* Exercise goal
Extract the entries in their exact form.

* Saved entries
···

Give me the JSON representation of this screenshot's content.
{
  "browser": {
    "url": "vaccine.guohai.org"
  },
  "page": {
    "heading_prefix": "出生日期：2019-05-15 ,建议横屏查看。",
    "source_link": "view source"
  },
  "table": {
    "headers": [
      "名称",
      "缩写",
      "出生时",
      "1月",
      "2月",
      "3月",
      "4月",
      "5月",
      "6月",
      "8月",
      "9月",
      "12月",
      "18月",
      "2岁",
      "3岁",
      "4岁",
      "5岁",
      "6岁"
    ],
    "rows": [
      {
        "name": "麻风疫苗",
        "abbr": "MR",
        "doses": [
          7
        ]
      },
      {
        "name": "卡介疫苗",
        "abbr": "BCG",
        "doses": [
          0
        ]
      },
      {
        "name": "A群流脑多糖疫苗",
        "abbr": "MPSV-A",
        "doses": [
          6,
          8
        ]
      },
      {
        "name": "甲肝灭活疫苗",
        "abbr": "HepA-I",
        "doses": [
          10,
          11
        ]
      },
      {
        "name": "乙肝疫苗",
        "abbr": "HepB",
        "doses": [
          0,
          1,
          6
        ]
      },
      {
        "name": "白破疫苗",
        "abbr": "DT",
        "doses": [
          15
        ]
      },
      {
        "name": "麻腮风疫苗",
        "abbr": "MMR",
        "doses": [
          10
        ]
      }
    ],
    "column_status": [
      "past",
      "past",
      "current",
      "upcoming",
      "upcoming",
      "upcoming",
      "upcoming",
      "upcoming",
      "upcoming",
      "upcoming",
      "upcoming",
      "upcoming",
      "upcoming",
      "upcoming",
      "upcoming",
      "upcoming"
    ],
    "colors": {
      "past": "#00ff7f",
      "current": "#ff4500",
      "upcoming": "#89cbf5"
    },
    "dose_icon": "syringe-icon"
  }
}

···

* Problem solution
Give me the JSON representation of this screenshot's content.
{
  "browser": {
    "url": "vaccine.guohai.org"
  },
  "page": {
    "heading_prefix": "出生日期：2019-05-15 ,建议横屏查看。",
    "source_link": "view source"
  },
  "table": {
    "headers": [
      "名称",
      "缩写",
      "出生时",
      "1月",
      "2月",
      "3月",
      "4月",
      "5月",
      "6月",
      "8月",
      "9月",
      "12月",
      "18月",
      "2岁",
      "3岁",
      "4岁",
      "5岁",
      "6岁"
    ],
    "rows": [
      {
        "name": "麻风疫苗",
        "abbr": "MR",
        "doses": [
          7
        ]
      },
      {
        "name": "卡介疫苗",
        "abbr": "BCG",
        "doses": [
          0
        ]
      },
      {
        "name": "A群流脑多糖疫苗",
        "abbr": "MPSV-A",
        "doses": [
          6,
          8
        ]
      },
      {
        "name": "甲肝灭活疫苗",
        "abbr": "HepA-I",
        "doses": [
          10,
          11
        ]
      },
      {
        "name": "乙肝疫苗",
        "abbr": "HepB",
        "doses": [
          0,
          1,
          6
        ]
      },
      {
        "name": "白破疫苗",
        "abbr": "DT",
        "doses": [
          15
        ]
      },
      {
        "name": "麻腮风疫苗",
        "abbr": "MMR",
        "doses": [
          10
        ]
      }
    ],
    "column_status": [
      "past",
      "past",
      "current",
      "upcoming",
      "upcoming",
      "upcoming",
      "upcoming",
      "upcoming",
      "upcoming",
      "upcoming",
      "upcoming",
      "upcoming",
      "upcoming",
      "upcoming",
      "upcoming",
      "upcoming"
    ],
    "colors": {
      "past": "#00ff7f",
      "current": "#ff4500",
      "upcoming": "#89cbf5"
    },
    "dose_icon": "syringe-icon"
  }
}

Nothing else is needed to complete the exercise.